»»
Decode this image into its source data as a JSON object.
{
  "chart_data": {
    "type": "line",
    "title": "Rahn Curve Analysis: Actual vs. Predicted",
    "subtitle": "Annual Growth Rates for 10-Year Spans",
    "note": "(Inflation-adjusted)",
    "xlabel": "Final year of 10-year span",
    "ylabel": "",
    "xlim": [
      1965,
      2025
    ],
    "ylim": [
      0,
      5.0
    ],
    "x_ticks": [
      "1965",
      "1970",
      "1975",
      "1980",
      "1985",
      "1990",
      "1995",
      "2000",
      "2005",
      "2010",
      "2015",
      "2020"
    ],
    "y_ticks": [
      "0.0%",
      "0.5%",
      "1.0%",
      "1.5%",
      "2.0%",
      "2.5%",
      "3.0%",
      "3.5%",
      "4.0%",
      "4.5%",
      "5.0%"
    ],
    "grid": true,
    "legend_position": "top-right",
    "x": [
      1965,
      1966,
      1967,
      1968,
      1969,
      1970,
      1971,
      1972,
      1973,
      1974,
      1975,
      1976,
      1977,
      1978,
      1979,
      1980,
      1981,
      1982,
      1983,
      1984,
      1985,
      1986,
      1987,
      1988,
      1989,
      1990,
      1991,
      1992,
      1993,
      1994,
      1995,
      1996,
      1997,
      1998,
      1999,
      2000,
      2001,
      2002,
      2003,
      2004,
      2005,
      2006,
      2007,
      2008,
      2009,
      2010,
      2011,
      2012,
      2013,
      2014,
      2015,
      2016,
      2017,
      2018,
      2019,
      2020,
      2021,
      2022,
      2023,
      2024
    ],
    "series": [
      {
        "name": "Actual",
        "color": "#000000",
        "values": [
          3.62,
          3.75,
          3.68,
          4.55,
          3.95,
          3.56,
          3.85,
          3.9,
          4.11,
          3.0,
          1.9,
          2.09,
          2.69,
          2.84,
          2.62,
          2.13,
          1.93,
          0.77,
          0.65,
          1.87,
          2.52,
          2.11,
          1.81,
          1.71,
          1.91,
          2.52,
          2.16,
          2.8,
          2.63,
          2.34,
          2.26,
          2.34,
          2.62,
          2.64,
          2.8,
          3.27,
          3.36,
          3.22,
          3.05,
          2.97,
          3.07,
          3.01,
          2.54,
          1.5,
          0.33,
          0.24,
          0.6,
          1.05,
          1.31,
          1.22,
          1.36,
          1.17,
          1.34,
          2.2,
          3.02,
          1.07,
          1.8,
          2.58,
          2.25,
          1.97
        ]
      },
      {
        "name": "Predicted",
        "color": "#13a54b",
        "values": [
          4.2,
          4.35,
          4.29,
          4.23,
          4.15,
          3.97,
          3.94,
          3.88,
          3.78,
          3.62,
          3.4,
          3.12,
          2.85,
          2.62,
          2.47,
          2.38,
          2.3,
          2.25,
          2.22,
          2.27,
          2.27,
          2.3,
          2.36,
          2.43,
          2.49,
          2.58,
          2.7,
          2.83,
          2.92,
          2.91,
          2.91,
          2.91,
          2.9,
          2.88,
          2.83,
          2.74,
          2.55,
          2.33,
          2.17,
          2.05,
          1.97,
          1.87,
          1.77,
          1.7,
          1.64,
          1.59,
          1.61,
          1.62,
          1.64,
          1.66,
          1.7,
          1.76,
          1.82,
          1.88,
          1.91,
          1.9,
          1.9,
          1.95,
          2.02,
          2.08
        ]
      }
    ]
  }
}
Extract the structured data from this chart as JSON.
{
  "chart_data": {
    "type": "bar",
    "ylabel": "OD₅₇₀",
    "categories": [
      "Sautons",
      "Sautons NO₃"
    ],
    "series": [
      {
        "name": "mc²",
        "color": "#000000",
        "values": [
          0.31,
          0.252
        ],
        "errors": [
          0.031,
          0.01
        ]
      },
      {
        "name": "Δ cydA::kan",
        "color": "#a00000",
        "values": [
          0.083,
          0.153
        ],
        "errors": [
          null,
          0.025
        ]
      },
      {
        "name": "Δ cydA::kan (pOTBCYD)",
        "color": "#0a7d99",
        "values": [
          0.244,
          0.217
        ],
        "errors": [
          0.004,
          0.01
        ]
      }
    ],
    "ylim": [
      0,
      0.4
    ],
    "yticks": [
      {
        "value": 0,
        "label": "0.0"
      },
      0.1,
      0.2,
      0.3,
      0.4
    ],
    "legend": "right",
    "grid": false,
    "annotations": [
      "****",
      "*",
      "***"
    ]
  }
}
««
| WHAT THE TASK ASKS |
Find the line containing "Extract the structured" in the material above. Print it and every line after it through the end, exactly and only those.

| EXERCISE ANSWER |
Extract the structured data from this chart as JSON.
{
  "chart_data": {
    "type": "bar",
    "ylabel": "OD₅₇₀",
    "categories": [
      "Sautons",
      "Sautons NO₃"
    ],
    "series": [
      {
        "name": "mc²",
        "color": "#000000",
        "values": [
          0.31,
          0.252
        ],
        "errors": [
          0.031,
          0.01
        ]
      },
      {
        "name": "Δ cydA::kan",
        "color": "#a00000",
        "values": [
          0.083,
          0.153
        ],
        "errors": [
          null,
          0.025
        ]
      },
      {
        "name": "Δ cydA::kan (pOTBCYD)",
        "color": "#0a7d99",
        "values": [
          0.244,
          0.217
        ],
        "errors": [
          0.004,
          0.01
        ]
      }
    ],
    "ylim": [
      0,
      0.4
    ],
    "yticks": [
      {
        "value": 0,
        "label": "0.0"
      },
      0.1,
      0.2,
      0.3,
      0.4
    ],
    "legend": "right",
    "grid": false,
    "annotations": [
      "****",
      "*",
      "***"
    ]
  }
}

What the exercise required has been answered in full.